Texte extrait:
Q. S. : Le danger réside dans l'idée que cette petite partie de l'économie peut devenir un modèle pour l'ensemble de l'économie. C'est comme si vous vous disiez « Et si cette usine servait de modèle à la façon dont la société fonctionne tout entière ? » Voilà le twist.
Ce que je décris dans la dernière partie du livre, c’est ce saut idéologique que font certains : ils ne veulent plus se contenter de “poches d’efficacité” dans une démocratie qu’ils jugent dysfonctionnelle. Ils souhaitent que la zone prenne le contrôle de la nation. Que l’on remplace la prise de décision démocratique par une coordination managériale descendante. C'est exactement la manière dont Elon Musk voit les États-Unis. Il ne se soucie pas de la démocratie. Cela ne l'intéresse pas du tout. Il voit le monde comme une usine et une chaîne de montage à rationaliser.
Et comme on a permis de construire ici ou là des prototypes de cet avenir — des “zones” à leur image — les libertariens disposent désormais d’un modèle mental prêt à l’emploi pour penser la transformation du monde. C’est similaire à la manière dont certains anarchistes ou des socialistes utopistes construisaient de petites communautés expérimentales au 19ᵉ siècle, convaincus qu’elles préfiguraient une autre société possible. Aujourd’hui, ces zones économiques spéciales remplissent la même fonction pour les libertaires de droite. Ils se disent : « Et si on passait à l’échelle ? Et si on gérait tout ainsi ? ».

Objectif de l'exercice: Résumez sous forme de liste à puces le paragraphe du texte extrait ci-dessus qui commence par « Et comme on a permis », en gardant ses idées principales.

Données extraites:
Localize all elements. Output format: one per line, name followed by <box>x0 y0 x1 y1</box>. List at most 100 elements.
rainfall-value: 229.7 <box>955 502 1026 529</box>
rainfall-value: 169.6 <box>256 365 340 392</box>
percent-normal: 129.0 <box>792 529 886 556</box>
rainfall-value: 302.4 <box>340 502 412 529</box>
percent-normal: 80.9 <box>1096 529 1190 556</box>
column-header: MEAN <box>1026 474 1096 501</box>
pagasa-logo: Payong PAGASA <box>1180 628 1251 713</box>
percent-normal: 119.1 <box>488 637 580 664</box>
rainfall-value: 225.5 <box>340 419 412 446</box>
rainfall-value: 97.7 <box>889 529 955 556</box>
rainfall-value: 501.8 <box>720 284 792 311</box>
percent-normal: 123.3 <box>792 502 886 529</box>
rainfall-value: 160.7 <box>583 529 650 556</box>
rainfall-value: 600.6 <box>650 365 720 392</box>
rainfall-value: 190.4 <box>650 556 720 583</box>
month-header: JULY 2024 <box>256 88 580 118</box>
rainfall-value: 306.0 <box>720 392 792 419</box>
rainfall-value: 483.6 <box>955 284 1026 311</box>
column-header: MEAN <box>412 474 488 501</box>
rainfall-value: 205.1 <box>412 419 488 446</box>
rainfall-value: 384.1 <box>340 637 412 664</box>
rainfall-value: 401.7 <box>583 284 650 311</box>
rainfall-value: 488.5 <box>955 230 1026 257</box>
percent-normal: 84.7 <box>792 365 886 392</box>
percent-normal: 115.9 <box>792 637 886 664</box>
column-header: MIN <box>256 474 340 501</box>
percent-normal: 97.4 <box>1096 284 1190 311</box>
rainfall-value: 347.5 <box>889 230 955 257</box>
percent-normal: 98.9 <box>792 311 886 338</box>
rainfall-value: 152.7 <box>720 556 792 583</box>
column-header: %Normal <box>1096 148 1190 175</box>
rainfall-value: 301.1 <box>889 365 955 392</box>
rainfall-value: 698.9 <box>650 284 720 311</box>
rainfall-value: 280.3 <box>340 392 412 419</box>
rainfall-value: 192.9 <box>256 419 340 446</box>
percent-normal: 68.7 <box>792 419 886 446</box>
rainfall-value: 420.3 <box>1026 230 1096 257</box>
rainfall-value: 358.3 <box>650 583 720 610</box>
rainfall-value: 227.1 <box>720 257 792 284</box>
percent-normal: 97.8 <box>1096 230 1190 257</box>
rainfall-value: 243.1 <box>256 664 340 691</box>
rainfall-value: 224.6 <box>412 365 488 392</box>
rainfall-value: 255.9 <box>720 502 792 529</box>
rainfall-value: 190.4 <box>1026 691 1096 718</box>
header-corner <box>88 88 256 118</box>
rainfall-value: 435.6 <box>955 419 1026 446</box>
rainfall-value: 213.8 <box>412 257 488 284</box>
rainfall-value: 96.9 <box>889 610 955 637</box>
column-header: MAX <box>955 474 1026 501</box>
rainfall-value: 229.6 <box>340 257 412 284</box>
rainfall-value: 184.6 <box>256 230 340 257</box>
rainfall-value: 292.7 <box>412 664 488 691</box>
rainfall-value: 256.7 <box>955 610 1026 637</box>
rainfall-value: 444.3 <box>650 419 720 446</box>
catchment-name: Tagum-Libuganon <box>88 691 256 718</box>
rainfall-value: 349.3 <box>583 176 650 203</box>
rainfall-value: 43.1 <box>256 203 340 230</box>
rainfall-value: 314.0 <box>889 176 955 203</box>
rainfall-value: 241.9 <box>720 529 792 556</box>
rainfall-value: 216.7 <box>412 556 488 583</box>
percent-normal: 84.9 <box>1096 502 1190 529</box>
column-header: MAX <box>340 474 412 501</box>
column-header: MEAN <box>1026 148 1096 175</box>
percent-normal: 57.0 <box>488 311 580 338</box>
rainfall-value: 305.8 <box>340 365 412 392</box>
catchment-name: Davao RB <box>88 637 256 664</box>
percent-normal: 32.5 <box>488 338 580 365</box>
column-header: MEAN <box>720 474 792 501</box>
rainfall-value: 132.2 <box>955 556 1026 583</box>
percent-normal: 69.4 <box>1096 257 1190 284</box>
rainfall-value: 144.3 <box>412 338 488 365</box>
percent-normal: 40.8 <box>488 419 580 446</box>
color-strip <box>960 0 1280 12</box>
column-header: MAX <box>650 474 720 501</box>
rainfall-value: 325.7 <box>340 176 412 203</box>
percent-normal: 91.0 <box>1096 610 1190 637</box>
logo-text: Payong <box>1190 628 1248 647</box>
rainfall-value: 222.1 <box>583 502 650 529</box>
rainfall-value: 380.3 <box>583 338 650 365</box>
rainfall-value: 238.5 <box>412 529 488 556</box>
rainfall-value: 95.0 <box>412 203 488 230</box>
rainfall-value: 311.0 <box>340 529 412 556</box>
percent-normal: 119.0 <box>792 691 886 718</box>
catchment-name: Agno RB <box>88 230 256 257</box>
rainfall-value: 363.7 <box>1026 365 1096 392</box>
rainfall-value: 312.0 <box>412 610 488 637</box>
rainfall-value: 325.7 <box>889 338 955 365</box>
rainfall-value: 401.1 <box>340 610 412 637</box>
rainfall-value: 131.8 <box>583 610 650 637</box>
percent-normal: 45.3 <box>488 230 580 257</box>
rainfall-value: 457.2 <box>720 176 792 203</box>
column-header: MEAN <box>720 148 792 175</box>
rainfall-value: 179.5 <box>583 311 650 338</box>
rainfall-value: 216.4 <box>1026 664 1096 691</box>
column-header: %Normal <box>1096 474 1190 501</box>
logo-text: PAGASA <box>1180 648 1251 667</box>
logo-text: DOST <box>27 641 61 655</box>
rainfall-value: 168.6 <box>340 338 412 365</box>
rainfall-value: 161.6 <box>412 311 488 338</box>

Résultat de l'exercice:
- On a laissé construire çà et là des prototypes de cet avenir : des « zones » à l'image des libertariens.
- Les libertariens ont donc désormais un modèle mental tout prêt pour penser la transformation du monde.
- C'est comparable aux petites communautés expérimentales que certains anarchistes ou socialistes utopistes bâtissaient au 19ᵉ siècle. Ils étaient convaincus qu'elles annonçaient une autre société possible.
- Aujourd'hui, les zones économiques spéciales jouent le même rôle pour les libertaires de droite. Ceux-ci se demandent : « Et si on passait à l'échelle ? Et si on gérait tout ainsi ? »